§ **AIM**:
Retype the lines of the records from the line containing "field-cell xyxy=(578,264,643,305)" up to and including the line containing "field-cell xyxy=(704,225,769,265)", keeping each line unchanged.

** Start of DATASET EXCERPTS **

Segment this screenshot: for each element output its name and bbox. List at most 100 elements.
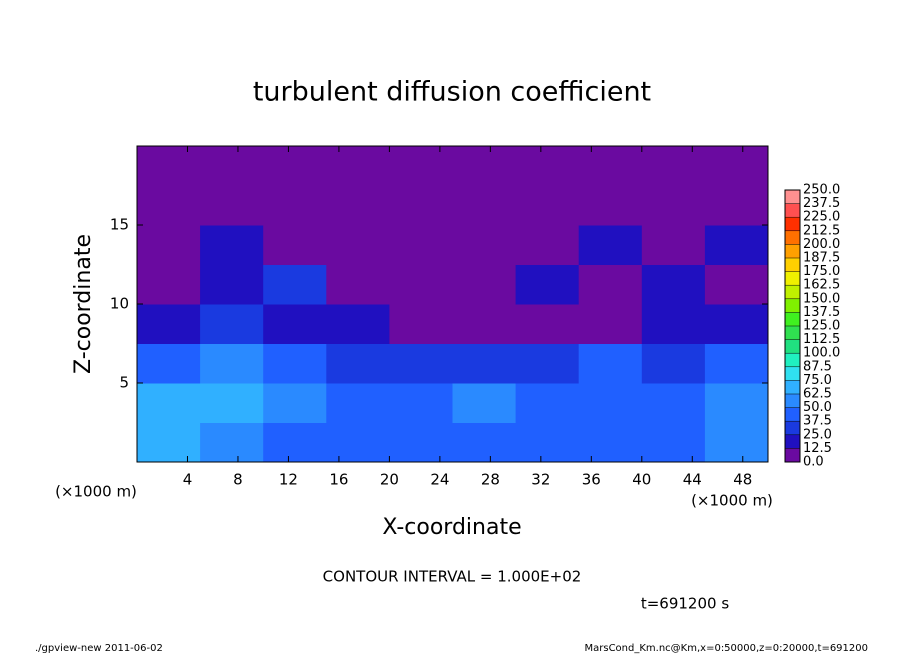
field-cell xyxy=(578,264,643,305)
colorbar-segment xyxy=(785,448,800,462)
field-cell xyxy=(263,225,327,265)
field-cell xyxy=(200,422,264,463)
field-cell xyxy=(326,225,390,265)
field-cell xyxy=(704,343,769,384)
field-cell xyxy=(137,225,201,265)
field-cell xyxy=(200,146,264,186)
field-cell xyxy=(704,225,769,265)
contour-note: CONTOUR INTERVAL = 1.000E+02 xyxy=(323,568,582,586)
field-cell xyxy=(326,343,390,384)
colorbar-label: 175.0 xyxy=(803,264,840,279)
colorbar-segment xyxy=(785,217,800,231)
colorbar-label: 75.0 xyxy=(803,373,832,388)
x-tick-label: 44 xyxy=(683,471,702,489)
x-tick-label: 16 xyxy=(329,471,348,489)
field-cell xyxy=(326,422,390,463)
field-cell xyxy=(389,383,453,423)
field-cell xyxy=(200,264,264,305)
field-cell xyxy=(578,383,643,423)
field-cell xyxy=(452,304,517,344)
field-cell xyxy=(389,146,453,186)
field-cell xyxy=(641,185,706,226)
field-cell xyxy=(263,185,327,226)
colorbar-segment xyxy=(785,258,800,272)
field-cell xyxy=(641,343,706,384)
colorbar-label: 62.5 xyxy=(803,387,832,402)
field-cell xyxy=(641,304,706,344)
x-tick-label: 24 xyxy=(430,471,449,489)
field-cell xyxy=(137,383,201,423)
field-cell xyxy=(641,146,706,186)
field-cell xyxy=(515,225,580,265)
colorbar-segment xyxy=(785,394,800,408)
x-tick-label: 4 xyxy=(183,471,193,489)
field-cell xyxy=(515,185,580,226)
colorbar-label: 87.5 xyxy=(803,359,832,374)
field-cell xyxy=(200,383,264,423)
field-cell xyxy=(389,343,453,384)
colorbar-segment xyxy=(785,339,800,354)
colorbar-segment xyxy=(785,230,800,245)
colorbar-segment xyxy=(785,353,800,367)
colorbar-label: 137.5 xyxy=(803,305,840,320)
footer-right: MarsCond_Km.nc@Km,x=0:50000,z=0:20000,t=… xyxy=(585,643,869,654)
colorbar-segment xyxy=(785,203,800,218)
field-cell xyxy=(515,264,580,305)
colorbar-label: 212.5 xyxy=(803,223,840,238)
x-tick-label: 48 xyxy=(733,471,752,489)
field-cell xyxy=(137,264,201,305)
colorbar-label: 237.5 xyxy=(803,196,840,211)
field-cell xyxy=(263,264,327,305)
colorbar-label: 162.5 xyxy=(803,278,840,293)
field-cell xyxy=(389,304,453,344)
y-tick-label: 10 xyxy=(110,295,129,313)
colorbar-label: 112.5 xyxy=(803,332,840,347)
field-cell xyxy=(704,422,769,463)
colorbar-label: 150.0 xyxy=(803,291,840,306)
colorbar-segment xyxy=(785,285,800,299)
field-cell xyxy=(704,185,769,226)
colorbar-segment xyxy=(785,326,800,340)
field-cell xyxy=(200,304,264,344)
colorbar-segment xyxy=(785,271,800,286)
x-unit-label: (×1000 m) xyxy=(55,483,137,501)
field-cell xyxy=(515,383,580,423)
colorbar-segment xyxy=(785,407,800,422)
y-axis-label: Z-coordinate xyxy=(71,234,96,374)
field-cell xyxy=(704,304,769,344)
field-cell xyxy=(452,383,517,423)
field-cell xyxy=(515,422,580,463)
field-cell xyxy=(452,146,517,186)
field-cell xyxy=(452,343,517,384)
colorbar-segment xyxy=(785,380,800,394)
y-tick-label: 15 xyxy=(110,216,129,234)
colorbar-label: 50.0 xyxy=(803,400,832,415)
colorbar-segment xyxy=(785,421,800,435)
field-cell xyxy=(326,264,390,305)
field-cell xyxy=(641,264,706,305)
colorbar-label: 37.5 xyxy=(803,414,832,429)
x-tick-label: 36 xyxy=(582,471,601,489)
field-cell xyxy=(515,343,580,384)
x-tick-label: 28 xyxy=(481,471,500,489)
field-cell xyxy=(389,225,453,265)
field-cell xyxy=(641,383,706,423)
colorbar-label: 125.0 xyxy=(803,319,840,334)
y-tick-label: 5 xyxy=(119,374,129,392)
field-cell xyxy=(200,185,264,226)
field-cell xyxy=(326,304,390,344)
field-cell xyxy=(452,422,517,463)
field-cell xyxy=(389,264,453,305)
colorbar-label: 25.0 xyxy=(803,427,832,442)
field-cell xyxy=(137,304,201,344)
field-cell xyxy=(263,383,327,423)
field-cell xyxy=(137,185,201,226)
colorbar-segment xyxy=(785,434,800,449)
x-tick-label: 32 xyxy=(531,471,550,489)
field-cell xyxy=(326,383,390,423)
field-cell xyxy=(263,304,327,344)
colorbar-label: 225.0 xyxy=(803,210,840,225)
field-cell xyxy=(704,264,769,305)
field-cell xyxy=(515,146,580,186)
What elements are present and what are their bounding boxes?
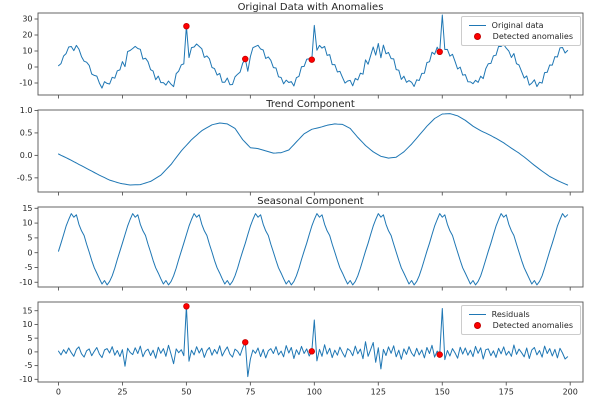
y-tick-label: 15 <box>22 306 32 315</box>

** End of DATASET EXCERPTS **

§ **ANSWER TO THIS EXERCISE**:
field-cell xyxy=(578,264,643,305)
colorbar-segment xyxy=(785,448,800,462)
field-cell xyxy=(263,225,327,265)
field-cell xyxy=(200,422,264,463)
field-cell xyxy=(326,225,390,265)
field-cell xyxy=(704,343,769,384)
field-cell xyxy=(137,225,201,265)
field-cell xyxy=(200,146,264,186)
field-cell xyxy=(704,225,769,265)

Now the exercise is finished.